[START]

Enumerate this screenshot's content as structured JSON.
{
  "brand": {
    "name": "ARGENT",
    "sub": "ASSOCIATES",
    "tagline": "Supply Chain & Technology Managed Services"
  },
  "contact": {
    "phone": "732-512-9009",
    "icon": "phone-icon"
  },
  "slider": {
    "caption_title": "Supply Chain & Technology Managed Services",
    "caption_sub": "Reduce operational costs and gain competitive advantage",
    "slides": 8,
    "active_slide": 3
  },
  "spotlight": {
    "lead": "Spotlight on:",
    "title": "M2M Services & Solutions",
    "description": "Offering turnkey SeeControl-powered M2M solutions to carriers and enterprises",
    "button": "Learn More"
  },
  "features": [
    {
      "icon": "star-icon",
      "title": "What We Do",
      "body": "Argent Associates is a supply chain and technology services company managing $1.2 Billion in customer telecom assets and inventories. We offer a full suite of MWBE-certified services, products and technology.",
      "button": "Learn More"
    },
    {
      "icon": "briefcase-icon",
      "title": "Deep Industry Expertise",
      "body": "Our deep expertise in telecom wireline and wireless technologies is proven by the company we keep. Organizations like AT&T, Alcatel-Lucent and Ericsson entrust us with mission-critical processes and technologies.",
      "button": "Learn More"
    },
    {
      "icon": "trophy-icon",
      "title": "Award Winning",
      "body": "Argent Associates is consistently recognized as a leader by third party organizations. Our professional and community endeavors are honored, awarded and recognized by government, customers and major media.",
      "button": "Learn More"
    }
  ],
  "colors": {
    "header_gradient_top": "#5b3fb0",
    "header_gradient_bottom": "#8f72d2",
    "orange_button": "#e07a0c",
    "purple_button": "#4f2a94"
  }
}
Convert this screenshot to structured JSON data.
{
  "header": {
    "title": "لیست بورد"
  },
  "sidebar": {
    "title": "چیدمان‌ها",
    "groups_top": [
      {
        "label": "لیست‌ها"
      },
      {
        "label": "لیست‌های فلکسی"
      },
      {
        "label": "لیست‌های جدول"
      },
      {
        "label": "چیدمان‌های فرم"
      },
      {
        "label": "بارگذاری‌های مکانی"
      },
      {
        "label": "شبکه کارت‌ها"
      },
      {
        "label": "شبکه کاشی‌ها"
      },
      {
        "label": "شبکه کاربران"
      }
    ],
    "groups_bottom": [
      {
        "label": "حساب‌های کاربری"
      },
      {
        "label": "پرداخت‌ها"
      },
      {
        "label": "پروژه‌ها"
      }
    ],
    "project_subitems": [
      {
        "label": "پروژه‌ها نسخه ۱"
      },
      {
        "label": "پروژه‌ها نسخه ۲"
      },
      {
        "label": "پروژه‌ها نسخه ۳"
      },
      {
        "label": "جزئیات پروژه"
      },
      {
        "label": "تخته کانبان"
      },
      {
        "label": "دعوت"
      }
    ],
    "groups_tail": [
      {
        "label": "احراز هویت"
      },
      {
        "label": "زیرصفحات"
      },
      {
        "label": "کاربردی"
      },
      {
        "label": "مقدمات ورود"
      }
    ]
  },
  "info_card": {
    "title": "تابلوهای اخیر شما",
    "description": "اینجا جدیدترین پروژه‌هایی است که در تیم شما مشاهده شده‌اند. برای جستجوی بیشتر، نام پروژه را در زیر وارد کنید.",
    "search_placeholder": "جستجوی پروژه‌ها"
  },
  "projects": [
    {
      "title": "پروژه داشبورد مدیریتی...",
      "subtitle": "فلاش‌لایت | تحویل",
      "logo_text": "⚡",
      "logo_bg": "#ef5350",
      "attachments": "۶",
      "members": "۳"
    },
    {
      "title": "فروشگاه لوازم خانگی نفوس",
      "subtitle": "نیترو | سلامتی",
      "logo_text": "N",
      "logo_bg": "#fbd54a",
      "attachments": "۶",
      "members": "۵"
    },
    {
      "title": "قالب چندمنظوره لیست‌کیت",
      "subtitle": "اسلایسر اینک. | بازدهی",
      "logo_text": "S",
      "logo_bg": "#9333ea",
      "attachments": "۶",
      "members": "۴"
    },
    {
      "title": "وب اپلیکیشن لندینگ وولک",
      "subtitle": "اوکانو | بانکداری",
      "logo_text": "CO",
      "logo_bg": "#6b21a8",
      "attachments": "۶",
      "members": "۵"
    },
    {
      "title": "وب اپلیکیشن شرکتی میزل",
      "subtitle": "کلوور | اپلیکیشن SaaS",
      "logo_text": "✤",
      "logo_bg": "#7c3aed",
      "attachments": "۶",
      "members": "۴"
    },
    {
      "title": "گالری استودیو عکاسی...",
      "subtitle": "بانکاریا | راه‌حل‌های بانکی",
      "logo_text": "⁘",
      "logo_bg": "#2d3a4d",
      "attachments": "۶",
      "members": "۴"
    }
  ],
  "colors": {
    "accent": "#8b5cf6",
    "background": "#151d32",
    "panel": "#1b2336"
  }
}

[END]

* EXERCISE BRIEF *
From the entries above, copy out every line where the string "Managed" appears.

* SOLUTION FOR THIS PROBLEM *
    "tagline": "Supply Chain & Technology Managed Services"
    "caption_title": "Supply Chain & Technology Managed Services",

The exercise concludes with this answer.